(Stored data)
╭──
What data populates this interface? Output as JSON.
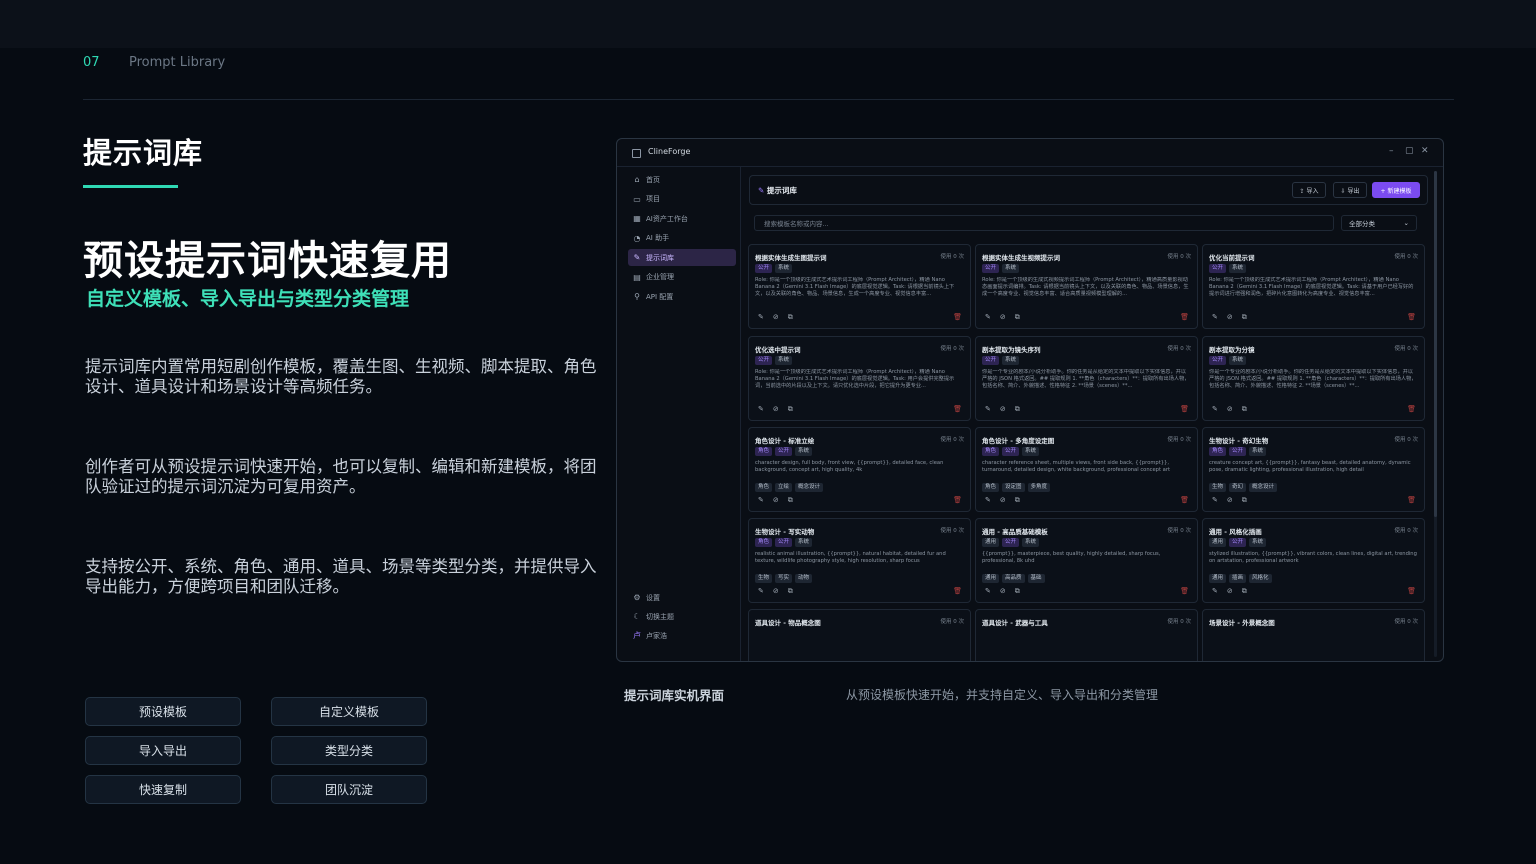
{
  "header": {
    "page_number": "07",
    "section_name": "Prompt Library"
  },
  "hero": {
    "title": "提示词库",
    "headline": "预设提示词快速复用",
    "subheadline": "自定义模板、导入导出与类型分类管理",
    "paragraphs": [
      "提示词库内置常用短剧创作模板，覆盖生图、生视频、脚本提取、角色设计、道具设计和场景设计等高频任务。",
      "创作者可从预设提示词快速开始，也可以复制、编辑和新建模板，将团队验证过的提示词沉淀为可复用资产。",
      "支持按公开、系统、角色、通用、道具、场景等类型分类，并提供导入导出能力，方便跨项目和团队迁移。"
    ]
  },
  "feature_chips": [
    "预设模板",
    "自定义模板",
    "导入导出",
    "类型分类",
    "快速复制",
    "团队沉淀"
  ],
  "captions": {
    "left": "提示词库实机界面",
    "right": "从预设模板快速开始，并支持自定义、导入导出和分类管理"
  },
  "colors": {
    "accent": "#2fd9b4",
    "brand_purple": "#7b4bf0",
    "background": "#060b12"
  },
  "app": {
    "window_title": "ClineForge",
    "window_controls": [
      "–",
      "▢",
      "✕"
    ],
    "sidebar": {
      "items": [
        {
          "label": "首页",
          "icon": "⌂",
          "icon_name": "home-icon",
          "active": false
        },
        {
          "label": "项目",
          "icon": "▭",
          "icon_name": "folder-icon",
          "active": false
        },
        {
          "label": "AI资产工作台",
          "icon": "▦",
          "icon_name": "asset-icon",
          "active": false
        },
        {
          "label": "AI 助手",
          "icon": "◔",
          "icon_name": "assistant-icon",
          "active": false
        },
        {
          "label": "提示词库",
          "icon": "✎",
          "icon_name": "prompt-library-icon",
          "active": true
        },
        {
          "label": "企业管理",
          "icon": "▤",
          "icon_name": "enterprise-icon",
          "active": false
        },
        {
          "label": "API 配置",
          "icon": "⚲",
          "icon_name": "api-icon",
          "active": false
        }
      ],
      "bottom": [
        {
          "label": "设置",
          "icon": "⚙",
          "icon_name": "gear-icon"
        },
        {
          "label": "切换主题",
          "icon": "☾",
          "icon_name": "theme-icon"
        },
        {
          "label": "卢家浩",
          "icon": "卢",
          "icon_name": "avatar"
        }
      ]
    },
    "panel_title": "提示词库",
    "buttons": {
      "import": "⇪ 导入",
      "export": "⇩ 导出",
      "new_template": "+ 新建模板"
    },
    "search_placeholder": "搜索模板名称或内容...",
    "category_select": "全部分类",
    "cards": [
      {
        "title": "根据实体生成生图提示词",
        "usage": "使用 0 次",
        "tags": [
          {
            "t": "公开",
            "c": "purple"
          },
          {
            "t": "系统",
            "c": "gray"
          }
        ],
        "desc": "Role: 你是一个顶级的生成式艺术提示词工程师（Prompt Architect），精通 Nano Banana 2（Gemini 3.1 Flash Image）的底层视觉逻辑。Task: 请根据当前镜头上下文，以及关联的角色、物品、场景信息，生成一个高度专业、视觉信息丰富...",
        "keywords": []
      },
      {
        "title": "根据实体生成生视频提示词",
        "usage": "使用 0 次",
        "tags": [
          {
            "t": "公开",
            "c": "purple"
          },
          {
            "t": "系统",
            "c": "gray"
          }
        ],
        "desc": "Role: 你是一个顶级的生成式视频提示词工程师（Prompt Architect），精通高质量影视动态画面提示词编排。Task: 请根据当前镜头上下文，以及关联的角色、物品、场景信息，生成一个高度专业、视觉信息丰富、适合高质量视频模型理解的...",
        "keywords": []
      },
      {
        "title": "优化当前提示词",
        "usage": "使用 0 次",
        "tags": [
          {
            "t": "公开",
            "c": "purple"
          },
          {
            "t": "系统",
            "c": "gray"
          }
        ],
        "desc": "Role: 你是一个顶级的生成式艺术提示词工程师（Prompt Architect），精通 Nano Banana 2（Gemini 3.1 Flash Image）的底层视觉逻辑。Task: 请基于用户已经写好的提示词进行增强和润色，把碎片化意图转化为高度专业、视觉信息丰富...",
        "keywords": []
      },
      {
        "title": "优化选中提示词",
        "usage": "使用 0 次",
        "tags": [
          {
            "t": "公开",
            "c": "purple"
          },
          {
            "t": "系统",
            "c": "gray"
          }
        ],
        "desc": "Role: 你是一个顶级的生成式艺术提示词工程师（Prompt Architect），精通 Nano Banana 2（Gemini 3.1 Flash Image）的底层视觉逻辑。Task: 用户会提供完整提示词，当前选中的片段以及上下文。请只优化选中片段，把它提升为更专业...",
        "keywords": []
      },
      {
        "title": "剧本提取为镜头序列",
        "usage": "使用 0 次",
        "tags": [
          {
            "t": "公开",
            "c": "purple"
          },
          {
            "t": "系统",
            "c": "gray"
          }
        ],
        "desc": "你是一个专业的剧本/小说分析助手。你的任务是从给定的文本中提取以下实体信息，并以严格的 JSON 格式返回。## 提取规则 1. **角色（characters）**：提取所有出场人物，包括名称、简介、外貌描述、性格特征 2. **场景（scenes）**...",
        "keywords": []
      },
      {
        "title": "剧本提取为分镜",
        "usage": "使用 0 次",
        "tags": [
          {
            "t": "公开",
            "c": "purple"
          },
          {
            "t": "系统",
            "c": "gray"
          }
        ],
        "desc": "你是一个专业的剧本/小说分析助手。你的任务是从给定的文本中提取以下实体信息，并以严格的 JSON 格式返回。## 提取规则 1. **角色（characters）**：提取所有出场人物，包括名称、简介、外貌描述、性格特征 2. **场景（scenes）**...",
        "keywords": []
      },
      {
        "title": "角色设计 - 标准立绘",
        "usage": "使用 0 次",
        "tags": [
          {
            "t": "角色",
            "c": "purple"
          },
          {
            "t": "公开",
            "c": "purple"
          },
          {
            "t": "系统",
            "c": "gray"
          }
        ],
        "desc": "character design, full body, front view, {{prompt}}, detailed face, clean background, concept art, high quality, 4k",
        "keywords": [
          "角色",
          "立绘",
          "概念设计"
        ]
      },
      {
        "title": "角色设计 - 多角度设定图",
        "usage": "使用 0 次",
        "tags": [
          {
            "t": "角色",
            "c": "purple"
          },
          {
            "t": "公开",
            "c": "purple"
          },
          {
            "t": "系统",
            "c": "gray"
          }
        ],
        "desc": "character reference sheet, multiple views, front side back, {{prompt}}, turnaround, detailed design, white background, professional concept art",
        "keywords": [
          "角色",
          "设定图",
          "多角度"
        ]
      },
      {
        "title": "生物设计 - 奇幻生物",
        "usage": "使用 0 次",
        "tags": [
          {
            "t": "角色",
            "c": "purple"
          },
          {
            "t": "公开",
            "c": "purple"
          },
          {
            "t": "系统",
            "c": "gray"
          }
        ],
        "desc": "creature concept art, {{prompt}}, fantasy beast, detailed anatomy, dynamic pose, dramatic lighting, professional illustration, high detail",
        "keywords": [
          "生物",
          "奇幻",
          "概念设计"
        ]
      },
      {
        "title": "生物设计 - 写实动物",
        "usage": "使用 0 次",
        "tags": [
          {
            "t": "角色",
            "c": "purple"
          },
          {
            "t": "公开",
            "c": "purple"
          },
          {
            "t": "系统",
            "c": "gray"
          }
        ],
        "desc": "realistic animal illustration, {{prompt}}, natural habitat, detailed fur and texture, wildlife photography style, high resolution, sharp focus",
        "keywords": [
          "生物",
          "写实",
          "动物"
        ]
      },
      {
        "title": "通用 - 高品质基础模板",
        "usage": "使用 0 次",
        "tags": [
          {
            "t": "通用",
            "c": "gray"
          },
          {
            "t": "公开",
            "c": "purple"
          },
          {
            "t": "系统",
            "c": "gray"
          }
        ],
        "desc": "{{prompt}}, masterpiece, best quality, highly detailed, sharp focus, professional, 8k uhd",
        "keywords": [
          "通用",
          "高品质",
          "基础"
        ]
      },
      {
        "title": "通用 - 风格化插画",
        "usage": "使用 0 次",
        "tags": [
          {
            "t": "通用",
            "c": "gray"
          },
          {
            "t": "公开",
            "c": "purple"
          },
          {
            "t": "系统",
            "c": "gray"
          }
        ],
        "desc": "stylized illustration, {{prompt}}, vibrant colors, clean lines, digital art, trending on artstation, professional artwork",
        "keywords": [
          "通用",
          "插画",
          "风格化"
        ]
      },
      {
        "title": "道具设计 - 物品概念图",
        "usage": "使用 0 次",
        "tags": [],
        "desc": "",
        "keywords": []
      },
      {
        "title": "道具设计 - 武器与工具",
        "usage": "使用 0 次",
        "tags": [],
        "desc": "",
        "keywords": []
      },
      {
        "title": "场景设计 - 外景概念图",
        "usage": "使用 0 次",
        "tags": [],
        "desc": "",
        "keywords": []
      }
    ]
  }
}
╰──
— Given problem —
Find the word "design" in the entries above and gather every line that holds it.

— Answer to the exercise —
        "desc": "character design, full body, front view, {{prompt}}, detailed face, clean background, concept art, high quality, 4k",
        "desc": "character reference sheet, multiple views, front side back, {{prompt}}, turnaround, detailed design, white background, professional concept art",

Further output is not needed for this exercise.